━━━━━ Provided records ━━━━━

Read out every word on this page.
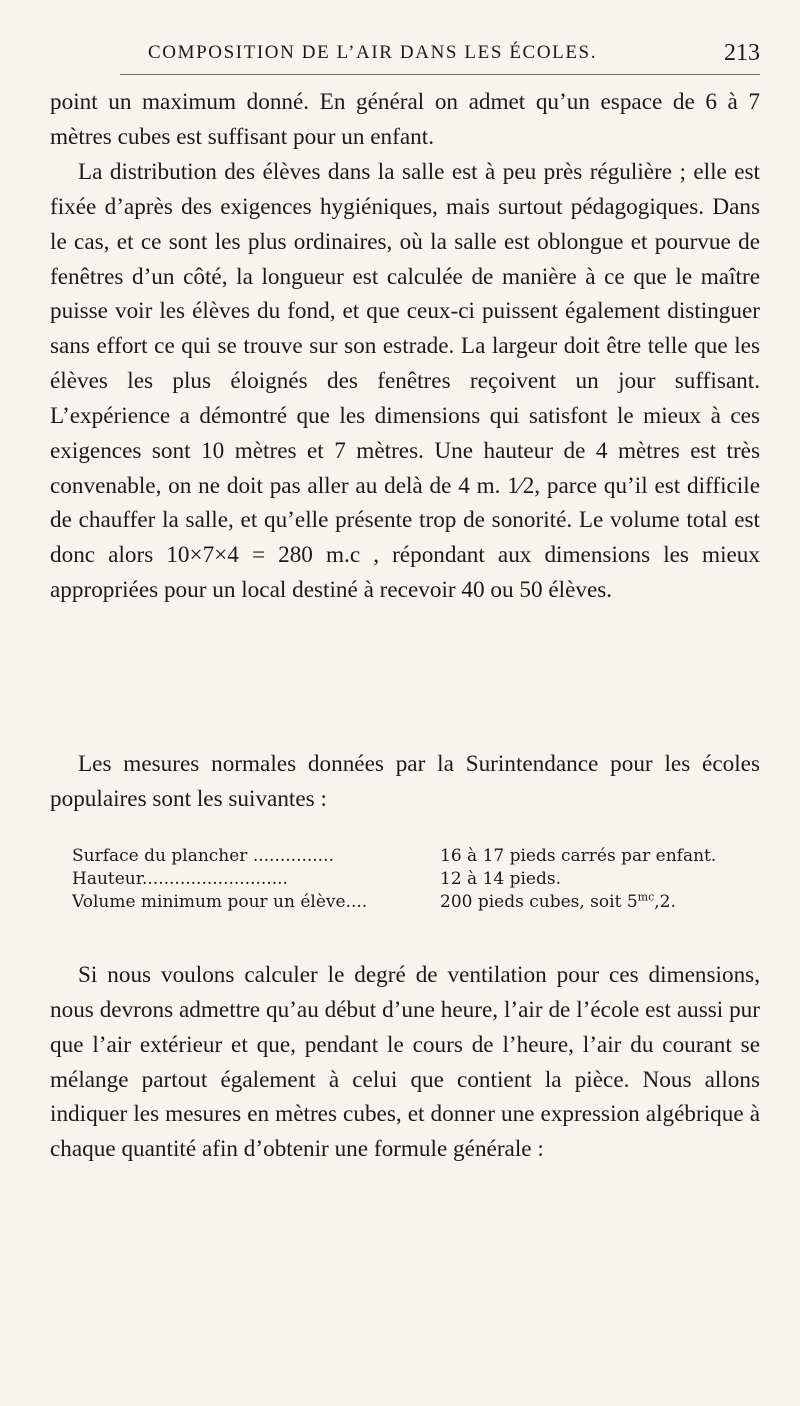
COMPOSITION DE L’AIR DANS LES ÉCOLES.	213

point un maximum donné. En général on admet qu’un espace de 6 à 7 mètres cubes est suffisant pour un enfant.

La distribution des élèves dans la salle est à peu près régulière ; elle est fixée d’après des exigences hygiéniques, mais surtout pédagogiques. Dans le cas, et ce sont les plus ordinaires, où la salle est oblongue et pourvue de fenêtres d’un côté, la longueur est calculée de manière à ce que le maître puisse voir les élèves du fond, et que ceux-ci puissent également distinguer sans effort ce qui se trouve sur son estrade. La largeur doit être telle que les élèves les plus éloignés des fenêtres reçoivent un jour suffisant. L’expérience a démontré que les dimensions qui satisfont le mieux à ces exigences sont 10 mètres et 7 mètres. Une hauteur de 4 mètres est très convenable, on ne doit pas aller au delà de 4 m. 1⁄2, parce qu’il est difficile de chauffer la salle, et qu’elle présente trop de sonorité. Le volume total est donc alors 10×7×4 = 280 m.c , répondant aux dimensions les mieux appropriées pour un local destiné à recevoir 40 ou 50 élèves.

Les mesures normales données par la Surintendance pour les écoles populaires sont les suivantes :

Surface du plancher ...............	16 à 17 pieds carrés par enfant.
Hauteur...........................	12 à 14 pieds.
Volume minimum pour un élève....	200 pieds cubes, soit $5^{mc},2$.

Si nous voulons calculer le degré de ventilation pour ces dimensions, nous devrons admettre qu’au début d’une heure, l’air de l’école est aussi pur que l’air extérieur et que, pendant le cours de l’heure, l’air du courant se mélange partout également à celui que contient la pièce. Nous allons indiquer les mesures en mètres cubes, et donner une expression algébrique à chaque quantité afin d’obtenir une formule générale :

━━━━━

# [Required work]
Find every line that has "mesures" in it, then return those lines.

# [Task output]
Les mesures normales données par la Surintendance pour les écoles populaires sont les suivantes :
Si nous voulons calculer le degré de ventilation pour ces dimensions, nous devrons admettre qu’au début d’une heure, l’air de l’école est aussi pur que l’air extérieur et que, pendant le cours de l’heure, l’air du courant se mélange partout également à celui que contient la pièce. Nous allons indiquer les mesures en mètres cubes, et donner une expression algébrique à chaque quantité afin d’obtenir une formule générale :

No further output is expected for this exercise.